— BEGIN Data entries —

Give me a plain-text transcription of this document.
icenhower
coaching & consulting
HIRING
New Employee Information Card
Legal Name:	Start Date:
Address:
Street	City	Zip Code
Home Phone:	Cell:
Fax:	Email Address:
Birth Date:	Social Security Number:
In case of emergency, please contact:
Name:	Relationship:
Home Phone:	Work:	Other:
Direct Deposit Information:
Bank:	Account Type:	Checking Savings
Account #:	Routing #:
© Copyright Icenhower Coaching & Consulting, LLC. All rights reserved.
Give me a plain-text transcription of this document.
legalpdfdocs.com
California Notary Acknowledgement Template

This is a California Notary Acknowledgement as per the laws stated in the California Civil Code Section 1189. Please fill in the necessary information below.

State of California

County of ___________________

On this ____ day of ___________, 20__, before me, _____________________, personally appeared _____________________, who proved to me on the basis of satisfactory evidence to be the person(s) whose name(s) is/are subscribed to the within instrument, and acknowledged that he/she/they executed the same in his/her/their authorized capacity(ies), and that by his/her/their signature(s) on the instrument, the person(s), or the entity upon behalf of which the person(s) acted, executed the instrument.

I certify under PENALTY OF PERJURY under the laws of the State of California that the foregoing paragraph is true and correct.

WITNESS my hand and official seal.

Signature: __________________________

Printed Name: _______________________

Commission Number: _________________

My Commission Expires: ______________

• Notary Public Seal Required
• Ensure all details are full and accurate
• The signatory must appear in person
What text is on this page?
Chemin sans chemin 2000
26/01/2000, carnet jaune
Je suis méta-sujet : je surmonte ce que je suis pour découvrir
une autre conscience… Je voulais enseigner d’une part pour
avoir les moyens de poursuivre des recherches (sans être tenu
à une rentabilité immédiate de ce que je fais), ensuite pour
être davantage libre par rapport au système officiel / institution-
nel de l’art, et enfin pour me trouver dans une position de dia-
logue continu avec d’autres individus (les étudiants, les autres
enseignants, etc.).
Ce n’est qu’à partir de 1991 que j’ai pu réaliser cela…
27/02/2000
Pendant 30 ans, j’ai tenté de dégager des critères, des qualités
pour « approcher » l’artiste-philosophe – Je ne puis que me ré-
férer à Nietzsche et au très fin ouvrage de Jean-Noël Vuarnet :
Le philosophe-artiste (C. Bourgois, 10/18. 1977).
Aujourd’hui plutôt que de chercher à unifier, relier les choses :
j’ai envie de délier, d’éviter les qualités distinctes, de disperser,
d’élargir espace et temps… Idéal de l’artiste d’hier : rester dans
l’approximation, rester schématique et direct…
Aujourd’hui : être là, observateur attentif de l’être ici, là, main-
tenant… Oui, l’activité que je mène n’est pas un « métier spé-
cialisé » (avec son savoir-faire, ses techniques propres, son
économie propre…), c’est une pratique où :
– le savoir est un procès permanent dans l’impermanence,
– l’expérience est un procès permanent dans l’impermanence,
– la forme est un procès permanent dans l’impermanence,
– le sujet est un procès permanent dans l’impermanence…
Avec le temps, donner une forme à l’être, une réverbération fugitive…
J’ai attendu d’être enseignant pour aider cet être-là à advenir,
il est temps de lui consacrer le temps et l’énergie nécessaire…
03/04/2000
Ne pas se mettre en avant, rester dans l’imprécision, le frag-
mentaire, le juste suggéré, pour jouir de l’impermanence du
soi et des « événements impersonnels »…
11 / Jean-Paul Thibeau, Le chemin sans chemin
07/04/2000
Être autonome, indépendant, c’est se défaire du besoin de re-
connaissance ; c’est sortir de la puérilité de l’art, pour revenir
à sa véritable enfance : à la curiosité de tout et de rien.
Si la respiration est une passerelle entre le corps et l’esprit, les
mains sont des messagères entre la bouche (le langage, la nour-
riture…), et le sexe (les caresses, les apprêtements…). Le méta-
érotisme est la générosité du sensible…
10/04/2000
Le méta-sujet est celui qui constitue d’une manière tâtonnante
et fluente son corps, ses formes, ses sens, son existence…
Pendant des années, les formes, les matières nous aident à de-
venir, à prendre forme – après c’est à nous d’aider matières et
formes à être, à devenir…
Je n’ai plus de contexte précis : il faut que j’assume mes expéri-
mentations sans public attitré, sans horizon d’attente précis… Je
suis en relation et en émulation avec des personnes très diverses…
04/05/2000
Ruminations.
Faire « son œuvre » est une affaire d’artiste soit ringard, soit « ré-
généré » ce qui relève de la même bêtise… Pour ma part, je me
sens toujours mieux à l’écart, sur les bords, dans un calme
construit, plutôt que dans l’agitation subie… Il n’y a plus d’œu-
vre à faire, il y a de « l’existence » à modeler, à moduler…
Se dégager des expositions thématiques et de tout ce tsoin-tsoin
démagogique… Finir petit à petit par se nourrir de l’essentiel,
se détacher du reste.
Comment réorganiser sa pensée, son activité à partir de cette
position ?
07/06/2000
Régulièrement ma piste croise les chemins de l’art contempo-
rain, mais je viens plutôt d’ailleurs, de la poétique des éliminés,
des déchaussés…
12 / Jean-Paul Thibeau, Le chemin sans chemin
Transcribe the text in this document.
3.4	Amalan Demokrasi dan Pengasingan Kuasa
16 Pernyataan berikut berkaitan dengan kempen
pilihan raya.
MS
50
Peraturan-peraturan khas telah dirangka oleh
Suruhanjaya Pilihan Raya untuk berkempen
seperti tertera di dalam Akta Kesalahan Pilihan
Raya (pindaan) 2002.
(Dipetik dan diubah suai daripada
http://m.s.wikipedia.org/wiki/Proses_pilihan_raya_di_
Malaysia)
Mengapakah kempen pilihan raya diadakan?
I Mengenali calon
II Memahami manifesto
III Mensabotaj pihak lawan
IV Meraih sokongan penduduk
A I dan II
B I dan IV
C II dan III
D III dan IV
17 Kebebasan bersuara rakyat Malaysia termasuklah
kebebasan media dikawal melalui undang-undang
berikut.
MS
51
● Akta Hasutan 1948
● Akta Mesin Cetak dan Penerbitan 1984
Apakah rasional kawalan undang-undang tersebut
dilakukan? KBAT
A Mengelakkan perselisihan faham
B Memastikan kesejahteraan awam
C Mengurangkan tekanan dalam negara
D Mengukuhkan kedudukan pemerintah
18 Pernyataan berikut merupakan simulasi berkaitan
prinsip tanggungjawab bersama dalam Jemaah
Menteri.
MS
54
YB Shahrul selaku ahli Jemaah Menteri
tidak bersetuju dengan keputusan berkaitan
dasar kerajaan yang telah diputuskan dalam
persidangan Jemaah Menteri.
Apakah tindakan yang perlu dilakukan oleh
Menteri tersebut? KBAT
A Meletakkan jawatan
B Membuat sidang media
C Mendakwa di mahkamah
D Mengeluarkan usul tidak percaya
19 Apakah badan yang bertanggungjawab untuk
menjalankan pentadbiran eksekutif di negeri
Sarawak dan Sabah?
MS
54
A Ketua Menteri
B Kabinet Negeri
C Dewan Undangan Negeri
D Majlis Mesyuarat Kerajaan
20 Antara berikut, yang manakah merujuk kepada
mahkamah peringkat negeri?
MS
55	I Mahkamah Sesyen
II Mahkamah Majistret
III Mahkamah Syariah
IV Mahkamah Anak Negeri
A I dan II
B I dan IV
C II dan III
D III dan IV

— END Data entries —

Exactly reproduce every line found in the records.

Give me a plain-text transcription of this document.
icenhower
coaching & consulting
HIRING
New Employee Information Card
Legal Name:	Start Date:
Address:
Street	City	Zip Code
Home Phone:	Cell:
Fax:	Email Address:
Birth Date:	Social Security Number:
In case of emergency, please contact:
Name:	Relationship:
Home Phone:	Work:	Other:
Direct Deposit Information:
Bank:	Account Type:	Checking Savings
Account #:	Routing #:
© Copyright Icenhower Coaching & Consulting, LLC. All rights reserved.
Give me a plain-text transcription of this document.
legalpdfdocs.com
California Notary Acknowledgement Template

This is a California Notary Acknowledgement as per the laws stated in the California Civil Code Section 1189. Please fill in the necessary information below.

State of California

County of ___________________

On this ____ day of ___________, 20__, before me, _____________________, personally appeared _____________________, who proved to me on the basis of satisfactory evidence to be the person(s) whose name(s) is/are subscribed to the within instrument, and acknowledged that he/she/they executed the same in his/her/their authorized capacity(ies), and that by his/her/their signature(s) on the instrument, the person(s), or the entity upon behalf of which the person(s) acted, executed the instrument.

I certify under PENALTY OF PERJURY under the laws of the State of California that the foregoing paragraph is true and correct.

WITNESS my hand and official seal.

Signature: __________________________

Printed Name: _______________________

Commission Number: _________________

My Commission Expires: ______________

• Notary Public Seal Required
• Ensure all details are full and accurate
• The signatory must appear in person
What text is on this page?
Chemin sans chemin 2000
26/01/2000, carnet jaune
Je suis méta-sujet : je surmonte ce que je suis pour découvrir
une autre conscience… Je voulais enseigner d’une part pour
avoir les moyens de poursuivre des recherches (sans être tenu
à une rentabilité immédiate de ce que je fais), ensuite pour
être davantage libre par rapport au système officiel / institution-
nel de l’art, et enfin pour me trouver dans une position de dia-
logue continu avec d’autres individus (les étudiants, les autres
enseignants, etc.).
Ce n’est qu’à partir de 1991 que j’ai pu réaliser cela…
27/02/2000
Pendant 30 ans, j’ai tenté de dégager des critères, des qualités
pour « approcher » l’artiste-philosophe – Je ne puis que me ré-
férer à Nietzsche et au très fin ouvrage de Jean-Noël Vuarnet :
Le philosophe-artiste (C. Bourgois, 10/18. 1977).
Aujourd’hui plutôt que de chercher à unifier, relier les choses :
j’ai envie de délier, d’éviter les qualités distinctes, de disperser,
d’élargir espace et temps… Idéal de l’artiste d’hier : rester dans
l’approximation, rester schématique et direct…
Aujourd’hui : être là, observateur attentif de l’être ici, là, main-
tenant… Oui, l’activité que je mène n’est pas un « métier spé-
cialisé » (avec son savoir-faire, ses techniques propres, son
économie propre…), c’est une pratique où :
– le savoir est un procès permanent dans l’impermanence,
– l’expérience est un procès permanent dans l’impermanence,
– la forme est un procès permanent dans l’impermanence,
– le sujet est un procès permanent dans l’impermanence…
Avec le temps, donner une forme à l’être, une réverbération fugitive…
J’ai attendu d’être enseignant pour aider cet être-là à advenir,
il est temps de lui consacrer le temps et l’énergie nécessaire…
03/04/2000
Ne pas se mettre en avant, rester dans l’imprécision, le frag-
mentaire, le juste suggéré, pour jouir de l’impermanence du
soi et des « événements impersonnels »…
11 / Jean-Paul Thibeau, Le chemin sans chemin
07/04/2000
Être autonome, indépendant, c’est se défaire du besoin de re-
connaissance ; c’est sortir de la puérilité de l’art, pour revenir
à sa véritable enfance : à la curiosité de tout et de rien.
Si la respiration est une passerelle entre le corps et l’esprit, les
mains sont des messagères entre la bouche (le langage, la nour-
riture…), et le sexe (les caresses, les apprêtements…). Le méta-
érotisme est la générosité du sensible…
10/04/2000
Le méta-sujet est celui qui constitue d’une manière tâtonnante
et fluente son corps, ses formes, ses sens, son existence…
Pendant des années, les formes, les matières nous aident à de-
venir, à prendre forme – après c’est à nous d’aider matières et
formes à être, à devenir…
Je n’ai plus de contexte précis : il faut que j’assume mes expéri-
mentations sans public attitré, sans horizon d’attente précis… Je
suis en relation et en émulation avec des personnes très diverses…
04/05/2000
Ruminations.
Faire « son œuvre » est une affaire d’artiste soit ringard, soit « ré-
généré » ce qui relève de la même bêtise… Pour ma part, je me
sens toujours mieux à l’écart, sur les bords, dans un calme
construit, plutôt que dans l’agitation subie… Il n’y a plus d’œu-
vre à faire, il y a de « l’existence » à modeler, à moduler…
Se dégager des expositions thématiques et de tout ce tsoin-tsoin
démagogique… Finir petit à petit par se nourrir de l’essentiel,
se détacher du reste.
Comment réorganiser sa pensée, son activité à partir de cette
position ?
07/06/2000
Régulièrement ma piste croise les chemins de l’art contempo-
rain, mais je viens plutôt d’ailleurs, de la poétique des éliminés,
des déchaussés…
12 / Jean-Paul Thibeau, Le chemin sans chemin
Transcribe the text in this document.
3.4	Amalan Demokrasi dan Pengasingan Kuasa
16 Pernyataan berikut berkaitan dengan kempen
pilihan raya.
MS
50
Peraturan-peraturan khas telah dirangka oleh
Suruhanjaya Pilihan Raya untuk berkempen
seperti tertera di dalam Akta Kesalahan Pilihan
Raya (pindaan) 2002.
(Dipetik dan diubah suai daripada
http://m.s.wikipedia.org/wiki/Proses_pilihan_raya_di_
Malaysia)
Mengapakah kempen pilihan raya diadakan?
I Mengenali calon
II Memahami manifesto
III Mensabotaj pihak lawan
IV Meraih sokongan penduduk
A I dan II
B I dan IV
C II dan III
D III dan IV
17 Kebebasan bersuara rakyat Malaysia termasuklah
kebebasan media dikawal melalui undang-undang
berikut.
MS
51
● Akta Hasutan 1948
● Akta Mesin Cetak dan Penerbitan 1984
Apakah rasional kawalan undang-undang tersebut
dilakukan? KBAT
A Mengelakkan perselisihan faham
B Memastikan kesejahteraan awam
C Mengurangkan tekanan dalam negara
D Mengukuhkan kedudukan pemerintah
18 Pernyataan berikut merupakan simulasi berkaitan
prinsip tanggungjawab bersama dalam Jemaah
Menteri.
MS
54
YB Shahrul selaku ahli Jemaah Menteri
tidak bersetuju dengan keputusan berkaitan
dasar kerajaan yang telah diputuskan dalam
persidangan Jemaah Menteri.
Apakah tindakan yang perlu dilakukan oleh
Menteri tersebut? KBAT
A Meletakkan jawatan
B Membuat sidang media
C Mendakwa di mahkamah
D Mengeluarkan usul tidak percaya
19 Apakah badan yang bertanggungjawab untuk
menjalankan pentadbiran eksekutif di negeri
Sarawak dan Sabah?
MS
54
A Ketua Menteri
B Kabinet Negeri
C Dewan Undangan Negeri
D Majlis Mesyuarat Kerajaan
20 Antara berikut, yang manakah merujuk kepada
mahkamah peringkat negeri?
MS
55	I Mahkamah Sesyen
II Mahkamah Majistret
III Mahkamah Syariah
IV Mahkamah Anak Negeri
A I dan II
B I dan IV
C II dan III
D III dan IV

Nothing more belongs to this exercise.